_Exercise brief_
Present each line of the entries below that holds the word "физиологии".
*** Exercise material ***
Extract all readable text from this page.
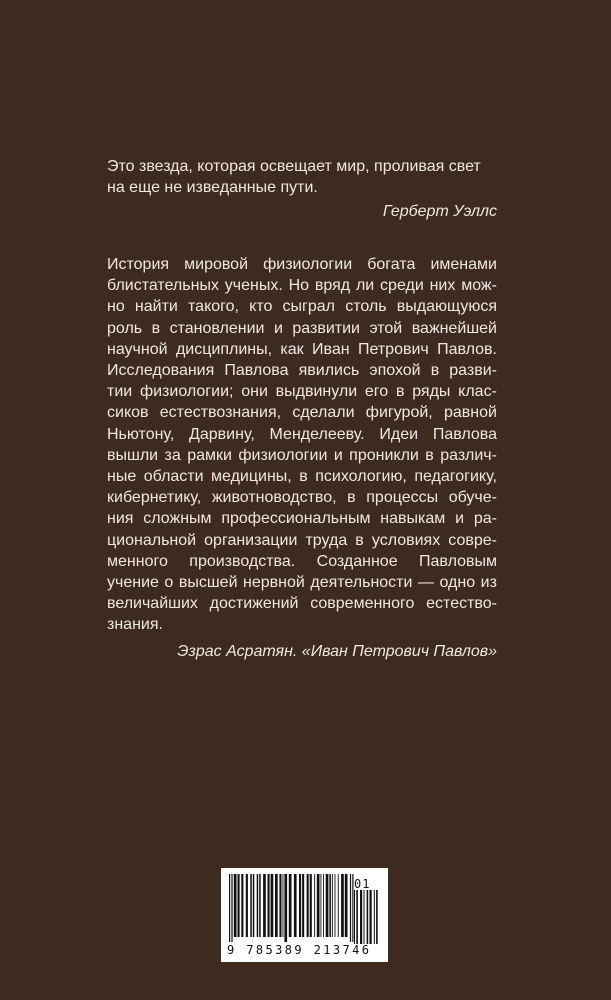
Это звезда, которая освещает мир, проливая свет
на еще не изведанные пути.
Герберт Уэллс
История мировой физиологии богата именами
блистательных ученых. Но вряд ли среди них мож-
но найти такого, кто сыграл столь выдающуюся
роль в становлении и развитии этой важнейшей
научной дисциплины, как Иван Петрович Павлов.
Исследования Павлова явились эпохой в разви-
тии физиологии; они выдвинули его в ряды клас-
сиков естествознания, сделали фигурой, равной
Ньютону, Дарвину, Менделееву. Идеи Павлова
вышли за рамки физиологии и проникли в различ-
ные области медицины, в психологию, педагогику,
кибернетику, животноводство, в процессы обуче-
ния сложным профессиональным навыкам и ра-
циональной организации труда в условиях совре-
менного производства. Созданное Павловым
учение о высшей нервной деятельности — одно из
величайших достижений современного естество-
знания.
Эзрас Асратян. «Иван Петрович Павлов»
01
9 785389 213746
***
_Correct answer_
История мировой физиологии богата именами
тии физиологии; они выдвинули его в ряды клас-
вышли за рамки физиологии и проникли в различ-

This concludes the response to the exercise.